## [EXERCISE REQUIREMENTS]
1: Answer these questions from the photography text:
(a) According to one of the harsh remarks listed, what won't expensive photography gear do?
(b) Besides photography, which fields are named as places where digitalisation is a controversial matter?
(c) What does the text give as the main reason for the editing software fuss?
2: Can you pick up the photography text after its final sentence and carry it on?

Regardless if you’ve been working as a professional photographer for some years already or if you’re just beginning the journey with a camera — you must have heard a couple of harsh words on your work;
- Your photographs are dull and predictable.
- These pictures are fine as long as you’re just a hobbyist.
- With photo editing software I could become a photographer, as well.
- Expensive photography gear won’t make you a pro!
We’ve all been there — deep in the pit of self-doubt as artists. How to quite down the haters, to put the constructive critic into effect, not to give up, and to keep doing better work? Let’s follow the process step by step.
End The Photo Editing Software Dilemma
Digitalisation is a controversial matter in many fields — education, literature, games, and photography, as well. That raises a dilemma and the question of to use editing software or not to use? The answer is simple — use responsibly!
Post-processing your pictures is not a sin unless you don’t pay attention to the work with your camera itself. The main reason for the editing software fuss is disregarding the art of working with the photography equipment.

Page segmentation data

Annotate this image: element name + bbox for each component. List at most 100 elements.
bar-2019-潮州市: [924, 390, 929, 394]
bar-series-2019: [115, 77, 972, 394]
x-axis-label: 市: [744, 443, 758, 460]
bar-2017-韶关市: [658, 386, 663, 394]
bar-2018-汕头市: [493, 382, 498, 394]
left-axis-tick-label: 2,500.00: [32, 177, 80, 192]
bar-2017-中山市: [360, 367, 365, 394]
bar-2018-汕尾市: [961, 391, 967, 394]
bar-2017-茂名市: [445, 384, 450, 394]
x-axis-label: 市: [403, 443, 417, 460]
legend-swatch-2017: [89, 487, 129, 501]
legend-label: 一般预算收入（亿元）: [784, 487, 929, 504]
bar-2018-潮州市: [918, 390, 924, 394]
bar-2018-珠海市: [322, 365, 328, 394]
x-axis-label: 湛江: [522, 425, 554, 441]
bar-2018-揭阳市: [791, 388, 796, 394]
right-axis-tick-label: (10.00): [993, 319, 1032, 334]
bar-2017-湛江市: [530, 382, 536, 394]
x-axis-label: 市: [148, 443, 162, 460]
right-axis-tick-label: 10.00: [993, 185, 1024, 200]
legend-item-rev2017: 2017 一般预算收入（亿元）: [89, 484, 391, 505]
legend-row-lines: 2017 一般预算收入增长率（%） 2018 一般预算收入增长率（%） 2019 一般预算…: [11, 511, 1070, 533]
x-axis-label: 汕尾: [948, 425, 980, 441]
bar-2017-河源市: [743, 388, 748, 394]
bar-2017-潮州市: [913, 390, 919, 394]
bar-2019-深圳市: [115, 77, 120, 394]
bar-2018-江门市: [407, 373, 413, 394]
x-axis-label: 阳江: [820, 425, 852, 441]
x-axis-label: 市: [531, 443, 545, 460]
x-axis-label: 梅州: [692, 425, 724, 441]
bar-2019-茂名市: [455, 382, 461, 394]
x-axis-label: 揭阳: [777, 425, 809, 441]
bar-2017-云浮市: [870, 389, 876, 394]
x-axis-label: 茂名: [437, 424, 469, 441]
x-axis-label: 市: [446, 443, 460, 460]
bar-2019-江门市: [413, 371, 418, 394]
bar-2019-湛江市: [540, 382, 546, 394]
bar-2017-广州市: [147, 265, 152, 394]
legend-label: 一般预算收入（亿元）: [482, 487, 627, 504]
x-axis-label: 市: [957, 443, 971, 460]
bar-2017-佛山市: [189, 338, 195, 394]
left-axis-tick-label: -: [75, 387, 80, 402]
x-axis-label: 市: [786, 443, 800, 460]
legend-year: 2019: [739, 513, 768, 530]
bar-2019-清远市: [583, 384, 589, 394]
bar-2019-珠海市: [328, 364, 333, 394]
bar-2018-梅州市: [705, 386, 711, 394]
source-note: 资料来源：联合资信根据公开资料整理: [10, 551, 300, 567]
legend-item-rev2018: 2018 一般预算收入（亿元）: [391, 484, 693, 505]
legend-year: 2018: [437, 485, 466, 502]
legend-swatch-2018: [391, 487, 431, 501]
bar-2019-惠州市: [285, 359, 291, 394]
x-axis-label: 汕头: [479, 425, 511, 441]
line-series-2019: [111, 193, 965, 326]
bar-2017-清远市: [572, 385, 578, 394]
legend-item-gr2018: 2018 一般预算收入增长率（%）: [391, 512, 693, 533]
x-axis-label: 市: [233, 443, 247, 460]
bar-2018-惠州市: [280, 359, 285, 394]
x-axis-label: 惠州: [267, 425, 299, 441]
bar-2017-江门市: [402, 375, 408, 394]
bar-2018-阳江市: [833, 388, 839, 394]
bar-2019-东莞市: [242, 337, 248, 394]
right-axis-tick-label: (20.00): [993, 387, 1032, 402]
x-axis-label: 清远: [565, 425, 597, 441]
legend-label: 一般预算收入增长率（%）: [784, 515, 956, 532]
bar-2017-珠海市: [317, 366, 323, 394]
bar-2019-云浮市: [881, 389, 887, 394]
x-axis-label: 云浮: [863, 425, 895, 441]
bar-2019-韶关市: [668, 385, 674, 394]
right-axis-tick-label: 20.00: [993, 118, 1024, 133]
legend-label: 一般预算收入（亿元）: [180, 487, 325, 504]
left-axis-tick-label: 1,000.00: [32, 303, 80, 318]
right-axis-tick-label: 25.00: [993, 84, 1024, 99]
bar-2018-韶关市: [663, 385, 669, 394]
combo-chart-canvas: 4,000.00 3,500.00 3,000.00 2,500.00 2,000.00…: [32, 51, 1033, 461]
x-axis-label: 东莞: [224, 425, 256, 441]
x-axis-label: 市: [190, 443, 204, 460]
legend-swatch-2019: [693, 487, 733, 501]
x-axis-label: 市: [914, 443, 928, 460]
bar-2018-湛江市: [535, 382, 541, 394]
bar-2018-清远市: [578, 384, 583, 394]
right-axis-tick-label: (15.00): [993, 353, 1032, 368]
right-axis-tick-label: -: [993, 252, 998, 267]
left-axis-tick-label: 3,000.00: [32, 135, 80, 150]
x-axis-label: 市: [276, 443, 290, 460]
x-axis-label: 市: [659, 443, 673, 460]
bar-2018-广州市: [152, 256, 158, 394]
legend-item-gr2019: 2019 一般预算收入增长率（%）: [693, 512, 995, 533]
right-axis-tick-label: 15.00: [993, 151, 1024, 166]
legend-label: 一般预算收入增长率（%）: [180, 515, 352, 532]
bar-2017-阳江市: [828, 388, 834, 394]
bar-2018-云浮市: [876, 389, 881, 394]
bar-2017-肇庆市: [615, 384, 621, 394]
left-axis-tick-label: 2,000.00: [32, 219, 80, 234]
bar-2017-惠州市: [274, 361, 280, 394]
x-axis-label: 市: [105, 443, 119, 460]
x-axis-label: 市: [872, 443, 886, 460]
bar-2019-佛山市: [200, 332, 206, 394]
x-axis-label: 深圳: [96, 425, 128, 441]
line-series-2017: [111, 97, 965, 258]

## [ACTIVITY ANSWERS]
1:
(a) It won't make you a pro.
(b) Education, literature and games.
(c) Disregarding the art of working with the photography equipment.

2:
People tend to forget that digital cameras have different modes, too. E.g., you can find landscape photography mode on your DSLR as well as specified software settings such as landscape lightroom presets.
And does the variety of working modes make digital cameras worse than analogue ones? No, it doesn’t! Different modes not only make the photographer’s work easier but also give them more possibilities for creative thinking and develop their own workflow and style.
Make Friends with Film Cameras
Even though the digitalisation of photography and post-processing shouldn’t be considered as an artistic regression nor the real artist’s enemy, it doesn’t mean that we can just toss analogue cameras aside and forget they ever existed.
Getting to know the history of photography is necessary to understand what we have to deal with today, like where different photography trends and techniques come from and to develop a deep respect for photography as a kind of craft.
Experimenting with a film camera will help you understand how your DSLR works and how to use it more consciously.
The limits of film photography will also make you a more aware and attentive artist and a more careful camera user. You won’t be able to shoot as many pictures as with your DSLR. Photographic film has a determined number of frames that you can use and you have to be extremely careful while changing films in the camera — it can get overexposed very easily. However, you can find tutorials on overexposed films restoration with a little help of image editing software.
Come closer or walk a few steps away, squat or lay down on the ground with your camera. Photography hates laziness! Being in constant motion while shooting is something you can learn most effectively with film camera especially because of its limited focus length — and you can’t change the lens!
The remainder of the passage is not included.